### Do this
What is the number of lines in the data that hold the string "quotient"? Reply with that number only.

(begin)

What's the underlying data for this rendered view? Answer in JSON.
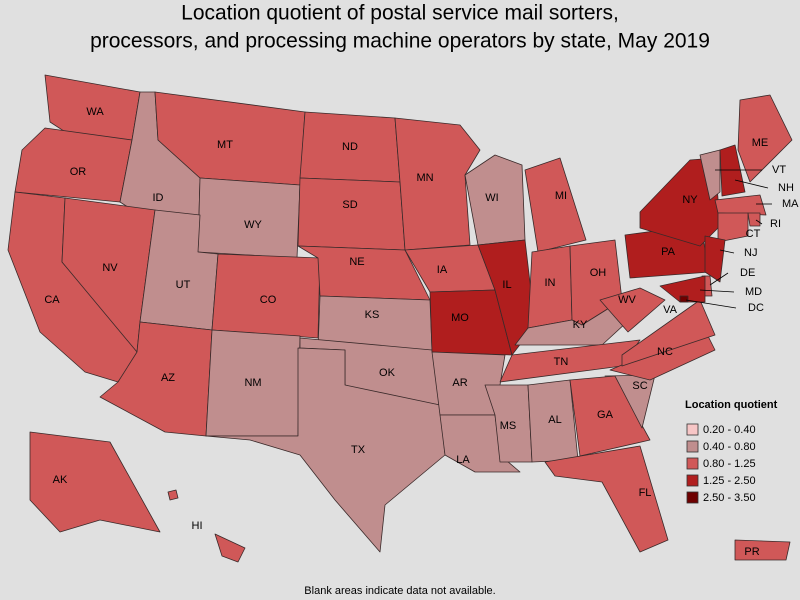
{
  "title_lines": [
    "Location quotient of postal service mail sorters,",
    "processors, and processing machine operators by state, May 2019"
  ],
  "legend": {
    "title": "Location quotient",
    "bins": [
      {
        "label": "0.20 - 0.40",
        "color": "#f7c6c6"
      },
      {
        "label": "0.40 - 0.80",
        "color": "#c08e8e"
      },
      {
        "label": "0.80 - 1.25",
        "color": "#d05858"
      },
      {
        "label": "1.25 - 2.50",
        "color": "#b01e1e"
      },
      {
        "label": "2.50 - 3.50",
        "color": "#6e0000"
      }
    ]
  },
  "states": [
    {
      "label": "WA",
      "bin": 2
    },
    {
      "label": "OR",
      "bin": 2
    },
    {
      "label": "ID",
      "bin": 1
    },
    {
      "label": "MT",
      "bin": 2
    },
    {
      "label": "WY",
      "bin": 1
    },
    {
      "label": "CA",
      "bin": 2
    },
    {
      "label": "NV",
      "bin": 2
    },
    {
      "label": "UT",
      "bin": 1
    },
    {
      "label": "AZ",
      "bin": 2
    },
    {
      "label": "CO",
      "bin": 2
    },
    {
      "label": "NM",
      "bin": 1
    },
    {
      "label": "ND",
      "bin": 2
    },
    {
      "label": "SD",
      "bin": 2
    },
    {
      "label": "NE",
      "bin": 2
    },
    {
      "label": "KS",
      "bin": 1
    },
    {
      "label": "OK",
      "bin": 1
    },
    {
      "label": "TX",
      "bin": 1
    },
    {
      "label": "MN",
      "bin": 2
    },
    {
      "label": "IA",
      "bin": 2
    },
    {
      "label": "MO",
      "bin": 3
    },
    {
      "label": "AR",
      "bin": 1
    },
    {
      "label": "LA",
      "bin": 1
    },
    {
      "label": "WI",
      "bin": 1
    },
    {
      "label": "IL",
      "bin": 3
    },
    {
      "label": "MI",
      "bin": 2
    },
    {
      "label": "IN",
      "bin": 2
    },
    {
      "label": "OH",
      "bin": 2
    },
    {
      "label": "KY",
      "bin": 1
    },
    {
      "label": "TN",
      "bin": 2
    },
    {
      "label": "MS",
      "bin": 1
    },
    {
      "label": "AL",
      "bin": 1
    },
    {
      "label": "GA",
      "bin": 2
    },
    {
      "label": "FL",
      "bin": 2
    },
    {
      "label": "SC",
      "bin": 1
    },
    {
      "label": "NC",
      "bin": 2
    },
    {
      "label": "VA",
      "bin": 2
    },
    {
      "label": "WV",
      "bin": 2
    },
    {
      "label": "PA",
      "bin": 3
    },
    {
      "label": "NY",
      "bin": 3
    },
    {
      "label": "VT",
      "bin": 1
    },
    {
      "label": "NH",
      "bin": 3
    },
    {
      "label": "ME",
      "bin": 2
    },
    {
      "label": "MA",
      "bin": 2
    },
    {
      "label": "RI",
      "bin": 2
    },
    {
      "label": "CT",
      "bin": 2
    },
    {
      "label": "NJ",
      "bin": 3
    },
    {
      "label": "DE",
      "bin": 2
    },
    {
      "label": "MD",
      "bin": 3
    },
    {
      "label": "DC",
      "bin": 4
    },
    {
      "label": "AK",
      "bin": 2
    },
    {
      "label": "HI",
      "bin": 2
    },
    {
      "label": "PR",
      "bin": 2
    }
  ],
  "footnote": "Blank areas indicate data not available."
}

(end)
(begin)

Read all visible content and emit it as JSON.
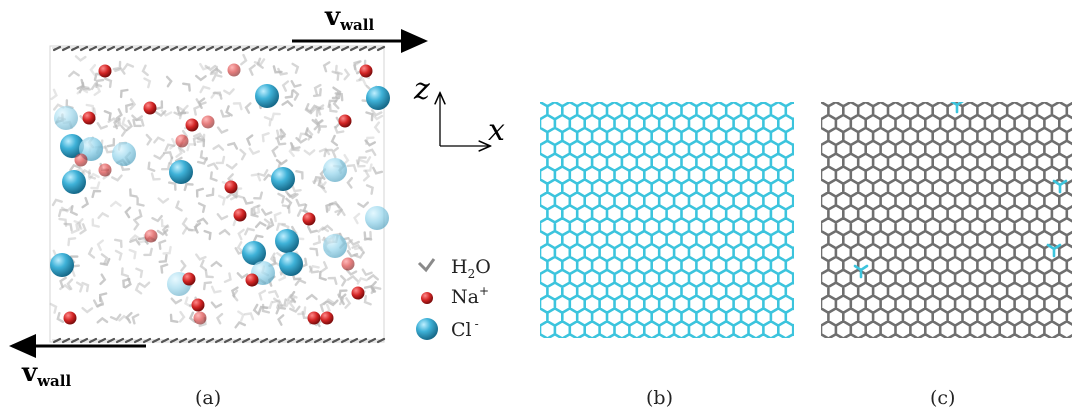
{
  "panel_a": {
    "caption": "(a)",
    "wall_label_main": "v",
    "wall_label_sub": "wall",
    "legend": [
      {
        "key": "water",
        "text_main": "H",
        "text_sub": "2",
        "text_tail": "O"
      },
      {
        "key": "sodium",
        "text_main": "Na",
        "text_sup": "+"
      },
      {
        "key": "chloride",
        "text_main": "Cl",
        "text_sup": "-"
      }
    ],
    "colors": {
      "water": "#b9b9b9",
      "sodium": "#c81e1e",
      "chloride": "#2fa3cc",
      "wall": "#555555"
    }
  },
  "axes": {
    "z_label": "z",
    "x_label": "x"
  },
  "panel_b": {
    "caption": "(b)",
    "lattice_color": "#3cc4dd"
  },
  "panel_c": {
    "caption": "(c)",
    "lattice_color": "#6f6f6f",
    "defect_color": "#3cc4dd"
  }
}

(end)

### Answer to the task
2